Begin INPUT RECORDS

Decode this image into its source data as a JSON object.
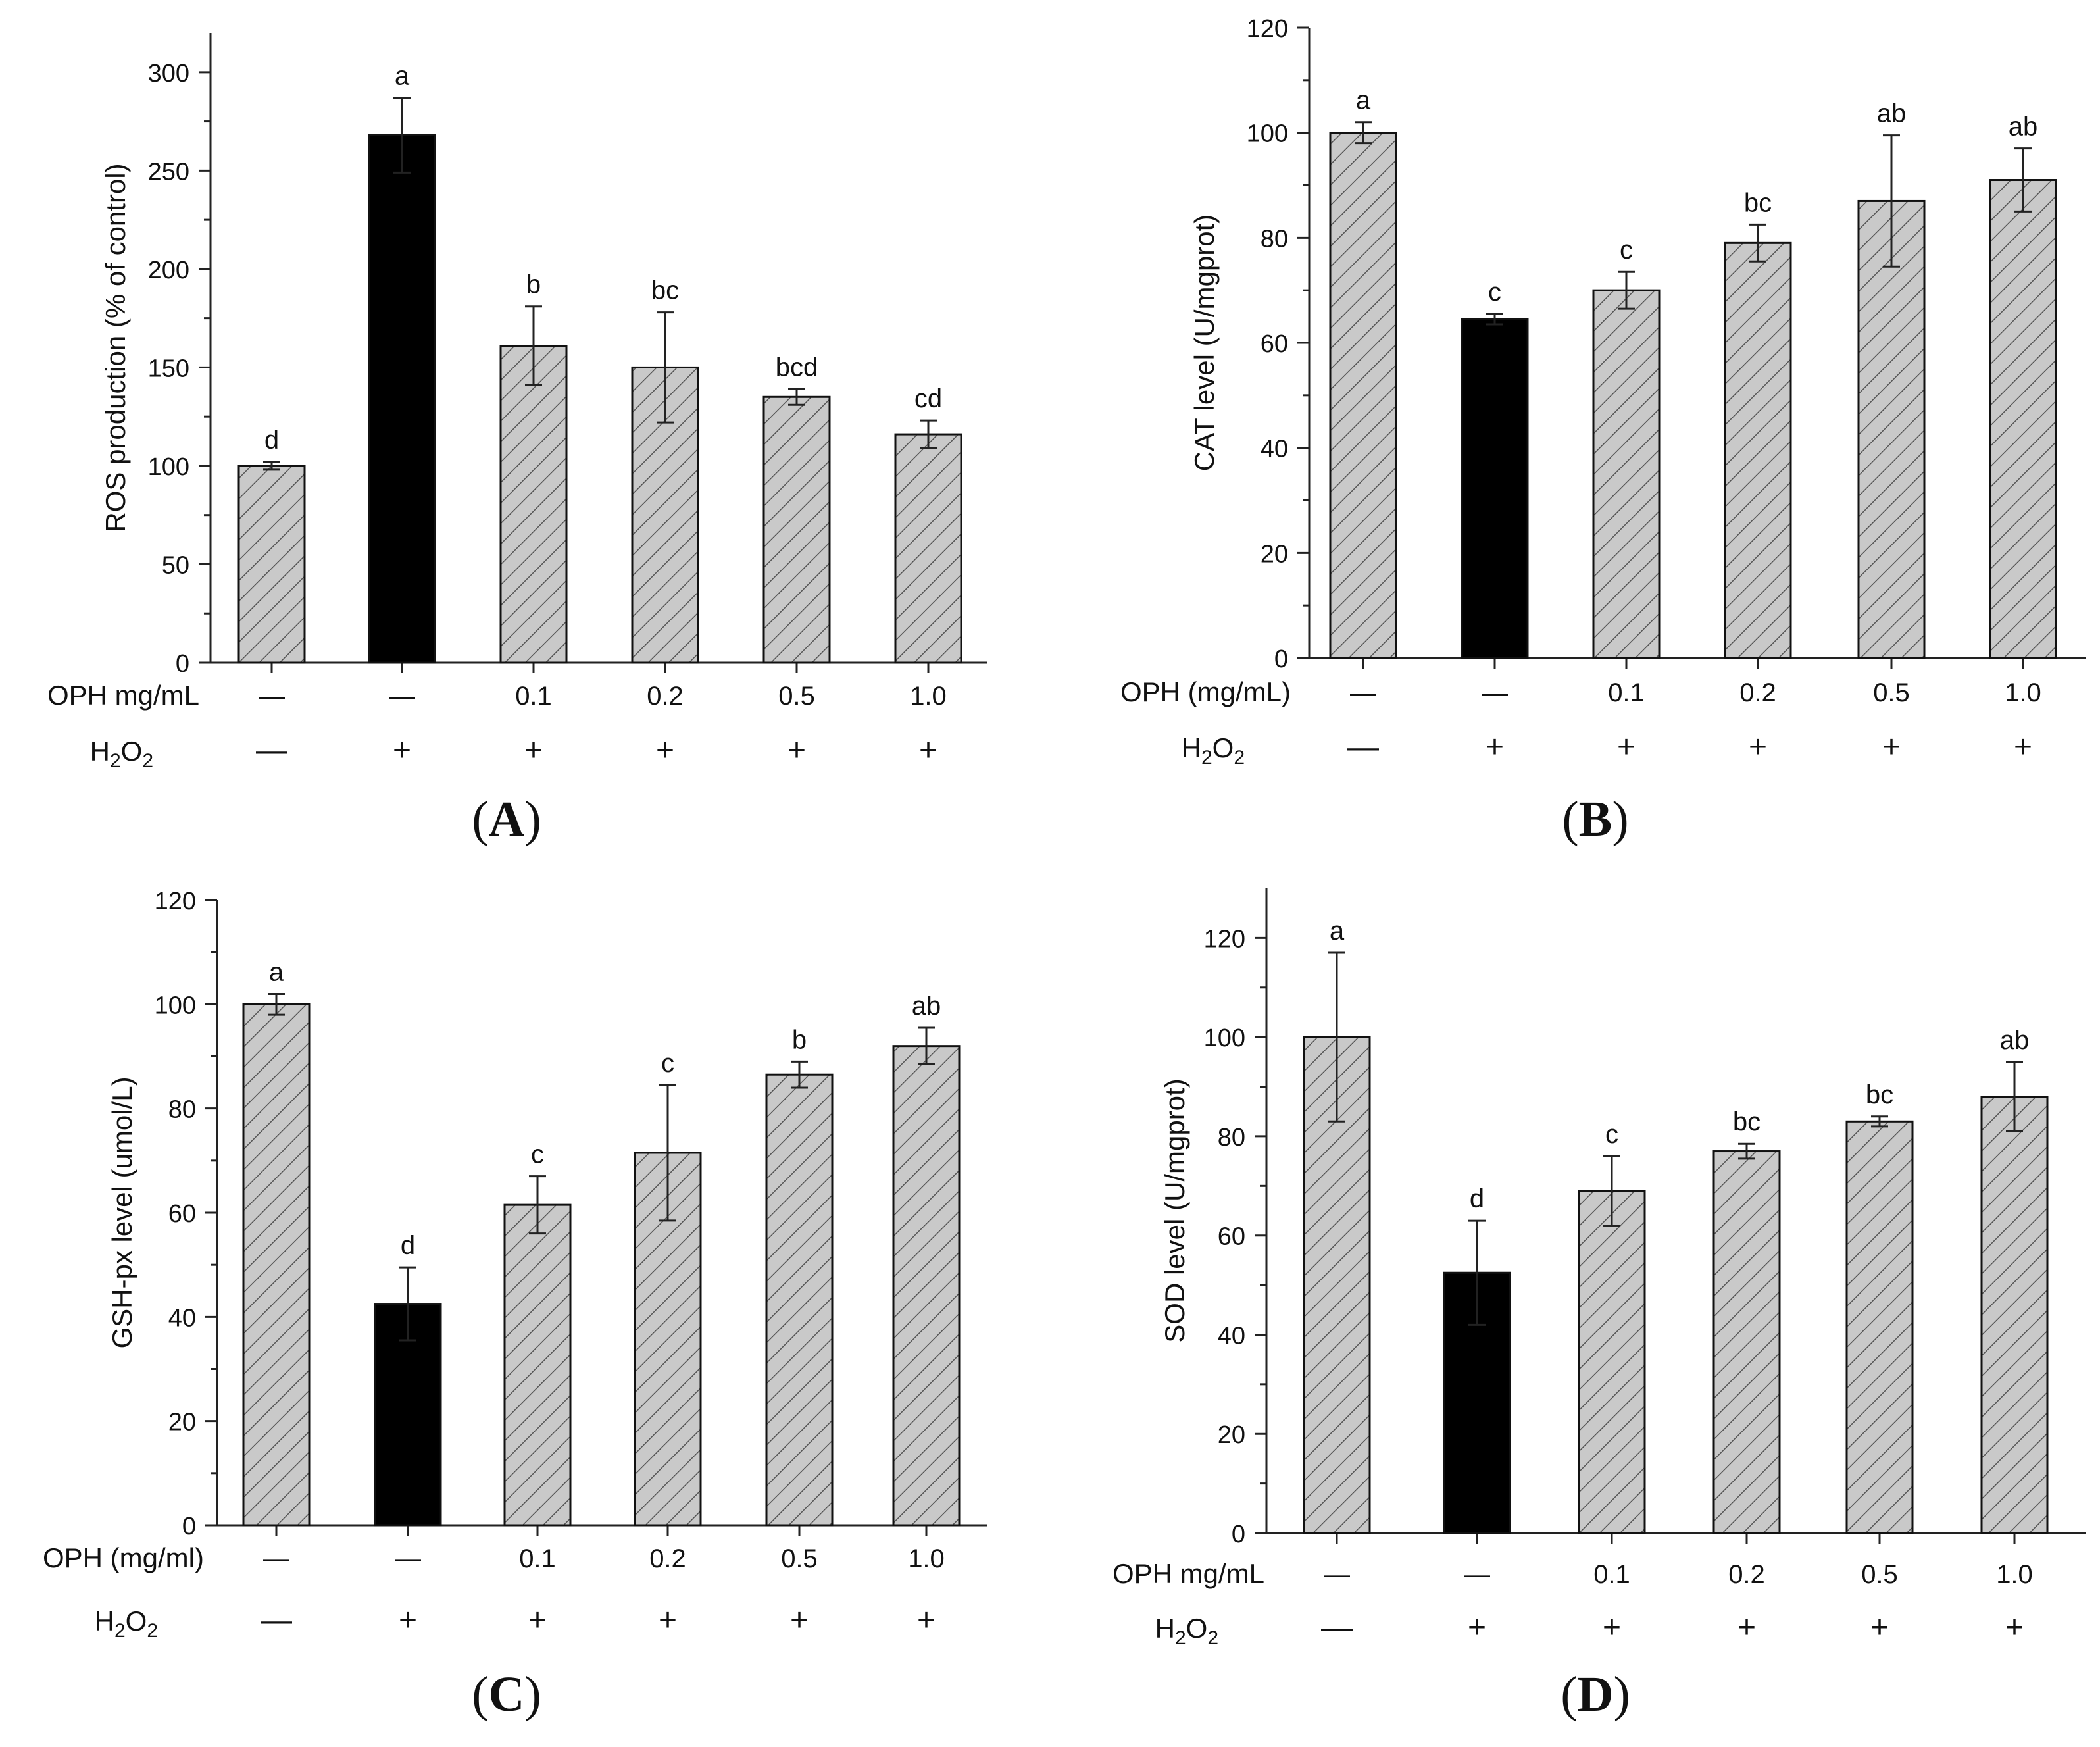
{
  "figure": {
    "colors": {
      "treated": "#c9c9c9",
      "control_bar": "#000000",
      "hatch": "#555555",
      "axis": "#222222"
    }
  },
  "chart_data": [
    {
      "panel": "A",
      "type": "bar",
      "ylabel": "ROS production (% of control)",
      "ylim": [
        0,
        320
      ],
      "yticks": [
        0,
        50,
        100,
        150,
        200,
        250,
        300
      ],
      "row1_label": "OPH mg/mL",
      "row2_label": "H2O2",
      "opH": [
        "—",
        "—",
        "0.1",
        "0.2",
        "0.5",
        "1.0"
      ],
      "h2o2": [
        "—",
        "+",
        "+",
        "+",
        "+",
        "+"
      ],
      "values": [
        100,
        268,
        161,
        150,
        135,
        116
      ],
      "errors": [
        2,
        19,
        20,
        28,
        4,
        7
      ],
      "letters": [
        "d",
        "a",
        "b",
        "bc",
        "bcd",
        "cd"
      ],
      "bar_style": [
        "hatched",
        "solid",
        "hatched",
        "hatched",
        "hatched",
        "hatched"
      ]
    },
    {
      "panel": "B",
      "type": "bar",
      "ylabel": "CAT level  (U/mgprot)",
      "ylim": [
        0,
        120
      ],
      "yticks": [
        0,
        20,
        40,
        60,
        80,
        100,
        120
      ],
      "row1_label": "OPH (mg/mL)",
      "row2_label": "H2O2",
      "opH": [
        "—",
        "—",
        "0.1",
        "0.2",
        "0.5",
        "1.0"
      ],
      "h2o2": [
        "—",
        "+",
        "+",
        "+",
        "+",
        "+"
      ],
      "values": [
        100,
        64.5,
        70,
        79,
        87,
        91
      ],
      "errors": [
        2,
        1,
        3.5,
        3.5,
        12.5,
        6
      ],
      "letters": [
        "a",
        "c",
        "c",
        "bc",
        "ab",
        "ab"
      ],
      "bar_style": [
        "hatched",
        "solid",
        "hatched",
        "hatched",
        "hatched",
        "hatched"
      ]
    },
    {
      "panel": "C",
      "type": "bar",
      "ylabel": "GSH-px level (umol/L)",
      "ylim": [
        0,
        120
      ],
      "yticks": [
        0,
        20,
        40,
        60,
        80,
        100,
        120
      ],
      "row1_label": "OPH (mg/ml)",
      "row2_label": "H2O2",
      "opH": [
        "—",
        "—",
        "0.1",
        "0.2",
        "0.5",
        "1.0"
      ],
      "h2o2": [
        "—",
        "+",
        "+",
        "+",
        "+",
        "+"
      ],
      "values": [
        100,
        42.5,
        61.5,
        71.5,
        86.5,
        92
      ],
      "errors": [
        2,
        7,
        5.5,
        13,
        2.5,
        3.5
      ],
      "letters": [
        "a",
        "d",
        "c",
        "c",
        "b",
        "ab"
      ],
      "bar_style": [
        "hatched",
        "solid",
        "hatched",
        "hatched",
        "hatched",
        "hatched"
      ]
    },
    {
      "panel": "D",
      "type": "bar",
      "ylabel": "SOD level (U/mgprot)",
      "ylim": [
        0,
        130
      ],
      "yticks": [
        0,
        20,
        40,
        60,
        80,
        100,
        120
      ],
      "row1_label": "OPH mg/mL",
      "row2_label": "H2O2",
      "opH": [
        "—",
        "—",
        "0.1",
        "0.2",
        "0.5",
        "1.0"
      ],
      "h2o2": [
        "—",
        "+",
        "+",
        "+",
        "+",
        "+"
      ],
      "values": [
        100,
        52.5,
        69,
        77,
        83,
        88
      ],
      "errors": [
        17,
        10.5,
        7,
        1.5,
        1,
        7
      ],
      "letters": [
        "a",
        "d",
        "c",
        "bc",
        "bc",
        "ab"
      ],
      "bar_style": [
        "hatched",
        "solid",
        "hatched",
        "hatched",
        "hatched",
        "hatched"
      ]
    }
  ]
}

End INPUT RECORDS

- _INSTRUCTIONS TO FOLLOW_:
In the entries above, locate every line with the word "level" and copy it.

- _TASK RESPONSE_:
      "ylabel": "CAT level  (U/mgprot)",
      "ylabel": "GSH-px level (umol/L)",
      "ylabel": "SOD level (U/mgprot)",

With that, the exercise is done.